##### Records for this exercise
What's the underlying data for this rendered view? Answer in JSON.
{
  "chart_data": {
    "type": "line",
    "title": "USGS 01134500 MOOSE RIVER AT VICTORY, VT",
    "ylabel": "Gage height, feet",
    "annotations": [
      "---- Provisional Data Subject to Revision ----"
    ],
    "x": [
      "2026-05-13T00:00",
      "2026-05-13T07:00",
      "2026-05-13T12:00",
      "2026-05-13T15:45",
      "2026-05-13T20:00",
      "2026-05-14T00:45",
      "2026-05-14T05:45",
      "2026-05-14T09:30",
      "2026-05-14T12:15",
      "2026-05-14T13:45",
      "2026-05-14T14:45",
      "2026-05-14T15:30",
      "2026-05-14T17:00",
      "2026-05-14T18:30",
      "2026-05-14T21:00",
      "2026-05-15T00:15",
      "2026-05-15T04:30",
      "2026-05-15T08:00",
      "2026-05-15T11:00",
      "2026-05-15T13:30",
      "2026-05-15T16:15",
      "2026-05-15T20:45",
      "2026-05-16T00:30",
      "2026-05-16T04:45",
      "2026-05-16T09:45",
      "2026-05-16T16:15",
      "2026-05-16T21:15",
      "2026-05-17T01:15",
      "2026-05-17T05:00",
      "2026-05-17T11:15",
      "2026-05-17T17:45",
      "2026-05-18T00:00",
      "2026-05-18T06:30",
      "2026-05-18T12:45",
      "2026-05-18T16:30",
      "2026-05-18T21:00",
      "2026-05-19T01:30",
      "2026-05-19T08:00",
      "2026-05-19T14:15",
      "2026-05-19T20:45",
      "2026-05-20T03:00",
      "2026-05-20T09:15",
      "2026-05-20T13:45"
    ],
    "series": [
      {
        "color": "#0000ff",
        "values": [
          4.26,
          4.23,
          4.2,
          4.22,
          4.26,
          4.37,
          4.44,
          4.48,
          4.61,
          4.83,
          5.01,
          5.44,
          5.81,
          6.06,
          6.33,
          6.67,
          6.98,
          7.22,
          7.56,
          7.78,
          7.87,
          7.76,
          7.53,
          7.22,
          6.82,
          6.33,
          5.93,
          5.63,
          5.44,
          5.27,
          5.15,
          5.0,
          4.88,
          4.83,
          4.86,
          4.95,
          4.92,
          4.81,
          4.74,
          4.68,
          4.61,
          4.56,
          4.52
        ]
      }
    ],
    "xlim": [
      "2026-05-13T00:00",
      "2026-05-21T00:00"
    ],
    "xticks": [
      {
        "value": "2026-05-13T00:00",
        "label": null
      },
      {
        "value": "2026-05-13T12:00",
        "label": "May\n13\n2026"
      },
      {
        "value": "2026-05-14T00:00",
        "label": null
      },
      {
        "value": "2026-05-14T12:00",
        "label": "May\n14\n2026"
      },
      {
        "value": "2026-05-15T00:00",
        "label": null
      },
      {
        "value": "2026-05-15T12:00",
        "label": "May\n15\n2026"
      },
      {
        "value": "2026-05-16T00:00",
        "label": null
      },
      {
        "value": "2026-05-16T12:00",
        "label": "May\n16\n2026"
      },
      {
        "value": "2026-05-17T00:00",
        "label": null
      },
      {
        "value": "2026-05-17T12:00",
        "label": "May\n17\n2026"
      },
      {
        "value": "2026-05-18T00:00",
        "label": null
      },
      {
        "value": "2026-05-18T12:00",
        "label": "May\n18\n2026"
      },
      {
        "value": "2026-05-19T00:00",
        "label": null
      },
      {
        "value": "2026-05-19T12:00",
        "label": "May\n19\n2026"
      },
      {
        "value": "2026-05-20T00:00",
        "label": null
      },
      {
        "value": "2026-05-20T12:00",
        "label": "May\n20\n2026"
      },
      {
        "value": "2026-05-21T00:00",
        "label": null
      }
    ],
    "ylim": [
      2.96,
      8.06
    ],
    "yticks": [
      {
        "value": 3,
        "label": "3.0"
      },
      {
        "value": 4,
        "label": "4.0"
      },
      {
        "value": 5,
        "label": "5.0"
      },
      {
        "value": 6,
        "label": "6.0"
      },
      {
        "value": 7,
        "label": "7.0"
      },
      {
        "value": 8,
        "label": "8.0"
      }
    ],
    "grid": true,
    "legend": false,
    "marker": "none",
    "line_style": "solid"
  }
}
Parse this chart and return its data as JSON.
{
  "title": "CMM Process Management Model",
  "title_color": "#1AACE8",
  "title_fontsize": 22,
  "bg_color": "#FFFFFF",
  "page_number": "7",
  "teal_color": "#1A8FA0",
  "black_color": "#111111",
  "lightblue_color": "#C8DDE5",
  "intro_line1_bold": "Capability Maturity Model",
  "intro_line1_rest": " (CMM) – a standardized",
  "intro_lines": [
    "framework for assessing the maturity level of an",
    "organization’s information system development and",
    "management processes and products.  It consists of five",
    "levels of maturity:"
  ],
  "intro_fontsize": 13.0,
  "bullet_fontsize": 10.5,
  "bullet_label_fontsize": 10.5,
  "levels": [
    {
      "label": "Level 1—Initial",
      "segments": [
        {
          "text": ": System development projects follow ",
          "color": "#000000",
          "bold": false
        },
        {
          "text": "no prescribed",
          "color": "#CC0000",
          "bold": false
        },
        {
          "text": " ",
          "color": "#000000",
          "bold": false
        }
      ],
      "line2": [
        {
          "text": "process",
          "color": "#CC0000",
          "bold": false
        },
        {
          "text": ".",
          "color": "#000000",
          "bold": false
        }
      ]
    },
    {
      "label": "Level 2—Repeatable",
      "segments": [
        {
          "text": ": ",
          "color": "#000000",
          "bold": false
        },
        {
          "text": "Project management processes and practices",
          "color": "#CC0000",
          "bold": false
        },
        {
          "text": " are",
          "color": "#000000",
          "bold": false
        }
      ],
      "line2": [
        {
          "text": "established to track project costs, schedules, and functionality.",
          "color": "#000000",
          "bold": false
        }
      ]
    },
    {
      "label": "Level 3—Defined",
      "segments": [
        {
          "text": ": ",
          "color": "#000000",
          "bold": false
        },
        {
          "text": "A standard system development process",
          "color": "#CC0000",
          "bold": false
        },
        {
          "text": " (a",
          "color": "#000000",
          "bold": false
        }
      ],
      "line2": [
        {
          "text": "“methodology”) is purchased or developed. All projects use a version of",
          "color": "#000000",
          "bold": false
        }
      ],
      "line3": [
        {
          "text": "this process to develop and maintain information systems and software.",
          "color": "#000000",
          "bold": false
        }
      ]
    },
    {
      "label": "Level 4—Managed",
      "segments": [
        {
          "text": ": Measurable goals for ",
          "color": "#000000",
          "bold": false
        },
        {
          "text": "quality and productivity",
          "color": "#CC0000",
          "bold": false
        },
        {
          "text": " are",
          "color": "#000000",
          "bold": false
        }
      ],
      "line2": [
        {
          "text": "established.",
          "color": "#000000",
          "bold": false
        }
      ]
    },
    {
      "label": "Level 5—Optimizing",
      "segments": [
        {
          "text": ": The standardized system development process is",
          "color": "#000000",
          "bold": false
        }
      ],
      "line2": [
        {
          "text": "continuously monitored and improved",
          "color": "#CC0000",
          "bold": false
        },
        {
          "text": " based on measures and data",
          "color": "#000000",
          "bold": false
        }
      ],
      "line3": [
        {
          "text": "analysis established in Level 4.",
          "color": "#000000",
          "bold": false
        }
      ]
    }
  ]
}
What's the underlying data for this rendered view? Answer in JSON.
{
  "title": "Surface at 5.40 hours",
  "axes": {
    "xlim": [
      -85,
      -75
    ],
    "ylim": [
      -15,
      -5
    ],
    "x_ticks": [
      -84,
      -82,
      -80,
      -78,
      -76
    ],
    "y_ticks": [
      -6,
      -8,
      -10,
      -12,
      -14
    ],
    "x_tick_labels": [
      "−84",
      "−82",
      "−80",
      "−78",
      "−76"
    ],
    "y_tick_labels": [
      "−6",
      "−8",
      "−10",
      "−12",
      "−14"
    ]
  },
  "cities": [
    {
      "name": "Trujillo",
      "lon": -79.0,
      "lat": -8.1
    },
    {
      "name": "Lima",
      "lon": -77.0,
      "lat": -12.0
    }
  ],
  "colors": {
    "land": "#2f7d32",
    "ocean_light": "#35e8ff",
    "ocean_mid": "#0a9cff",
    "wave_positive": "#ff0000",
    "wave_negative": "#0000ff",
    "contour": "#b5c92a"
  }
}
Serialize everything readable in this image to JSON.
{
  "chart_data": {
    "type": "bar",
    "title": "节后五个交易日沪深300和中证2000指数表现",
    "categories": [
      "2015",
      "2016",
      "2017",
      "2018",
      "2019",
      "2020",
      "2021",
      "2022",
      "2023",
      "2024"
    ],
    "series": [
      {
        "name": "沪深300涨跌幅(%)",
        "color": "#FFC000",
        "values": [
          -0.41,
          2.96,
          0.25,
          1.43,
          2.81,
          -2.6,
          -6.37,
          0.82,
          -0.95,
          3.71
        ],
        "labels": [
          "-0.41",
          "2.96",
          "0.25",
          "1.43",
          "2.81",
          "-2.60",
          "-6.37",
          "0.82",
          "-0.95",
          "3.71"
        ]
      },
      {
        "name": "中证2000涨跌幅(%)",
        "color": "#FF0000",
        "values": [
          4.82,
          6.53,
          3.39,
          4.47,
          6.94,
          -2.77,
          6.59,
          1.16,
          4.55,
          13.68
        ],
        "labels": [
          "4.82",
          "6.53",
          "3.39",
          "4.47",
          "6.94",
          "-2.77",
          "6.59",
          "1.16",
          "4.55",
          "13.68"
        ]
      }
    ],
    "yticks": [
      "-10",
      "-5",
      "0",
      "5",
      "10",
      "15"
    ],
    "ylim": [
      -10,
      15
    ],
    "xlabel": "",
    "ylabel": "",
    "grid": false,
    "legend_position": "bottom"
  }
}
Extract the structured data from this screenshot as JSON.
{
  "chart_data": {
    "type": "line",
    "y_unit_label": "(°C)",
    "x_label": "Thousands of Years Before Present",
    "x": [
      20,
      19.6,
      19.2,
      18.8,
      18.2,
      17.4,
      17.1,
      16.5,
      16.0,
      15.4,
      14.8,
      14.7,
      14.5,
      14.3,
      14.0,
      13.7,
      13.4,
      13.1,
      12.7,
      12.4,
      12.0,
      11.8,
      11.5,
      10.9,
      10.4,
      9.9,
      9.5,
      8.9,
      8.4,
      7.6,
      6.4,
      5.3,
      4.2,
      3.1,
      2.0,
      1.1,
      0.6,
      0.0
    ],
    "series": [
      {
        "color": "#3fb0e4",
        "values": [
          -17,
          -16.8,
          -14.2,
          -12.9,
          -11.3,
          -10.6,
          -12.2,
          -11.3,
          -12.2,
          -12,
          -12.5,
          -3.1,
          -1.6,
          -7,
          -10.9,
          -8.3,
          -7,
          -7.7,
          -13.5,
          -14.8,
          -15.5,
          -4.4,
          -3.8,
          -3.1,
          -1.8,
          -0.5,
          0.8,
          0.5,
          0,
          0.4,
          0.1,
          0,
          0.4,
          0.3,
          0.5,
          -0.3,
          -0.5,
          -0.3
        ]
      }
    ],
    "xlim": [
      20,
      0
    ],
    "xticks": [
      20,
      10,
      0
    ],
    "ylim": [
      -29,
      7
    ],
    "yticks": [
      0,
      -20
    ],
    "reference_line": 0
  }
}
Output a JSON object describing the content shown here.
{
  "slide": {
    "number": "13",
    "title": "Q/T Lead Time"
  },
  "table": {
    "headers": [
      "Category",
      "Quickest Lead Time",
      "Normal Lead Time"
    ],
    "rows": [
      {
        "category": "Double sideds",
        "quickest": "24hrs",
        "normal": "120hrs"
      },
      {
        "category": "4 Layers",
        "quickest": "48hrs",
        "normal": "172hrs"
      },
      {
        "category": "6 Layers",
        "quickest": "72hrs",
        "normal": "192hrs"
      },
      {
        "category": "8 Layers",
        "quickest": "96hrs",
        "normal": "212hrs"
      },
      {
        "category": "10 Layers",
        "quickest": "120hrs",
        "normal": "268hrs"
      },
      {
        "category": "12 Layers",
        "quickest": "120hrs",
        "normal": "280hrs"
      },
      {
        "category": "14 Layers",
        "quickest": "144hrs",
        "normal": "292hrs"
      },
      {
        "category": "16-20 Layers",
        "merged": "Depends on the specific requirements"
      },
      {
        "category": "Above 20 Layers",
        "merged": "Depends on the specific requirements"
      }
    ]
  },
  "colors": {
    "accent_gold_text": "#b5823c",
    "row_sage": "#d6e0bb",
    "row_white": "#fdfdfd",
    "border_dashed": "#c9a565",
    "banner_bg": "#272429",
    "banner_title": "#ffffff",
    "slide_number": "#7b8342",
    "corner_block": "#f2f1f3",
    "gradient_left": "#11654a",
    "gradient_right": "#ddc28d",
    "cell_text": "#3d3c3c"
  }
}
##########
- Task to carry out -
Lines that include the word "Model" are to be extracted from the data above.

- Solution to this exercise -
  "title": "CMM Process Management Model",
  "intro_line1_bold": "Capability Maturity Model",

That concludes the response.